Goal — Pull out each line of the data that includes the word "role".

══ Records to process

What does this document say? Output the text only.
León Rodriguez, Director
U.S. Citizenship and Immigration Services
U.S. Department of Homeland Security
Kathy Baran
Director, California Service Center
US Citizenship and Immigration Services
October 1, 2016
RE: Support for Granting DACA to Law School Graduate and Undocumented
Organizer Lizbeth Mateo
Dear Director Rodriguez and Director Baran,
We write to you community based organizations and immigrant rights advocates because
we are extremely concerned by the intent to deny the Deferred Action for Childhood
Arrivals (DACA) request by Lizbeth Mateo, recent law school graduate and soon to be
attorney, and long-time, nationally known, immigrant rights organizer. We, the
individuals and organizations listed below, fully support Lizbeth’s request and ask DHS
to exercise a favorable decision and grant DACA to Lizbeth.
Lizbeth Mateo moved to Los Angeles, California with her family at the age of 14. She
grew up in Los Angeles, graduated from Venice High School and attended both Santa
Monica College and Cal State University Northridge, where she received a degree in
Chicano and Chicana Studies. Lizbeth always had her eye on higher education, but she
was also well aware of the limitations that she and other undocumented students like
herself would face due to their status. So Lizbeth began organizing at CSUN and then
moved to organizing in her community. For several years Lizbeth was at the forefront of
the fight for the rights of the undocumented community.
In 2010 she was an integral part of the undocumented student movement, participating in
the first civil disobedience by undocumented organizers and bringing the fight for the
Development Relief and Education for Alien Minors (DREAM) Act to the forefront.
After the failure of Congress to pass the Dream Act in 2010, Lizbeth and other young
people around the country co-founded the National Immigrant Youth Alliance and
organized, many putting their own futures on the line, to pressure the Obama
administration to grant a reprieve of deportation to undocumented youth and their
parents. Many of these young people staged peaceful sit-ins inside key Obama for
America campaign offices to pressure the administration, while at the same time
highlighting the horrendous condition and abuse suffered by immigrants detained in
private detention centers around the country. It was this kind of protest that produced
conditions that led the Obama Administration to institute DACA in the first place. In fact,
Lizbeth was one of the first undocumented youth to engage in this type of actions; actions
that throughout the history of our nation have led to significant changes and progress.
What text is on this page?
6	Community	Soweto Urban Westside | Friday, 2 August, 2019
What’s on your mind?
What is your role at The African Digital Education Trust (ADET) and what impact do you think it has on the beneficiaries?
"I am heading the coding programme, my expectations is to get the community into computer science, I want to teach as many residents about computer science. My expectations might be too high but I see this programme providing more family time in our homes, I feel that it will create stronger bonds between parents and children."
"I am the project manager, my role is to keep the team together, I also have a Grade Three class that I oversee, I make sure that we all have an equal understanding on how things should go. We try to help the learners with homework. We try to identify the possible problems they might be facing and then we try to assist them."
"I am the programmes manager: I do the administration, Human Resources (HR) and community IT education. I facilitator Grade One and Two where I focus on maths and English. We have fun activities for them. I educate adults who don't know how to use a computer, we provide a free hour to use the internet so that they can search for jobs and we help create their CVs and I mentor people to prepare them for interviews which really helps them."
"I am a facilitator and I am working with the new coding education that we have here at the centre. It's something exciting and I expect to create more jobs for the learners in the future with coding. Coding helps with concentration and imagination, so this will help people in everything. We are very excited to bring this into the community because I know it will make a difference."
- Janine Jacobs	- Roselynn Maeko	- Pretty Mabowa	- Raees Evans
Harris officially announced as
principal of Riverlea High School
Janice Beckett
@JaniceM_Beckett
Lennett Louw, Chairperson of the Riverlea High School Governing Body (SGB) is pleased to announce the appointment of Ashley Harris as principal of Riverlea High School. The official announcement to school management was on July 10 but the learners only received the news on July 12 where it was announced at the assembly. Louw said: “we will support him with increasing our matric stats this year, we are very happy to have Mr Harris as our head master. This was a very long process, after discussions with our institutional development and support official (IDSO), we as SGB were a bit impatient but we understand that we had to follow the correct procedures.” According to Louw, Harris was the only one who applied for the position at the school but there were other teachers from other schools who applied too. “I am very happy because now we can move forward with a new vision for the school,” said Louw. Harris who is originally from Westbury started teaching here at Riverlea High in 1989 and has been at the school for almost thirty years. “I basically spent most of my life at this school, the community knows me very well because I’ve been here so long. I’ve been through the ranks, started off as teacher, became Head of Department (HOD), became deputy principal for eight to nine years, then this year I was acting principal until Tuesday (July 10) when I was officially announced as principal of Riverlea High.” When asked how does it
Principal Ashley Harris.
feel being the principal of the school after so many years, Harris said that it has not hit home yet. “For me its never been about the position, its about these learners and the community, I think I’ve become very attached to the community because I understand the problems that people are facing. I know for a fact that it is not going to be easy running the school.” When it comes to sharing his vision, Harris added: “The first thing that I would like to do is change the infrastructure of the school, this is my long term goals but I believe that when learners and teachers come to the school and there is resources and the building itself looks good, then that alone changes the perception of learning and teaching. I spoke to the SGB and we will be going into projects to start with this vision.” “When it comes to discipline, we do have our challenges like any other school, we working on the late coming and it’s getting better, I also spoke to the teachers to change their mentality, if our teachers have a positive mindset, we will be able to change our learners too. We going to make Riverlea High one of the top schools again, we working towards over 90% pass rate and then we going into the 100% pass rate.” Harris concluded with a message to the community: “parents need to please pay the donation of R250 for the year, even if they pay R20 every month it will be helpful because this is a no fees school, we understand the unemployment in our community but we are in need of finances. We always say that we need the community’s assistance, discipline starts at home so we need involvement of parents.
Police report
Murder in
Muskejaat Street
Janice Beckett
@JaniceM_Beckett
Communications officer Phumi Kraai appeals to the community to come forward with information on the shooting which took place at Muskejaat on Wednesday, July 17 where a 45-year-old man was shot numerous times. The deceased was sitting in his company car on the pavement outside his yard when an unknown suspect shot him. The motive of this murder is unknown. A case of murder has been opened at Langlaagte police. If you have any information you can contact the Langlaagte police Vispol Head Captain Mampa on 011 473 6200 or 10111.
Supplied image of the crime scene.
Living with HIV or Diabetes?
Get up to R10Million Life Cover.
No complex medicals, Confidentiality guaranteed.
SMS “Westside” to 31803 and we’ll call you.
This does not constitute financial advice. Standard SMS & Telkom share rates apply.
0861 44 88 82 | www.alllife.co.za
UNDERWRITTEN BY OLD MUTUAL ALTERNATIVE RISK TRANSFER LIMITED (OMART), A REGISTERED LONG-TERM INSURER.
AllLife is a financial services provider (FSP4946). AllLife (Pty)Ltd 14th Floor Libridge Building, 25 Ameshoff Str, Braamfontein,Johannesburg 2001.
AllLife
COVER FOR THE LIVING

════

The answer —
What is your role at The African Digital Education Trust (ADET) and what impact do you think it has on the beneficiaries?
"I am the project manager, my role is to keep the team together, I also have a Grade Three class that I oversee, I make sure that we all have an equal understanding on how things should go. We try to help the learners with homework. We try to identify the possible problems they might be facing and then we try to assist them."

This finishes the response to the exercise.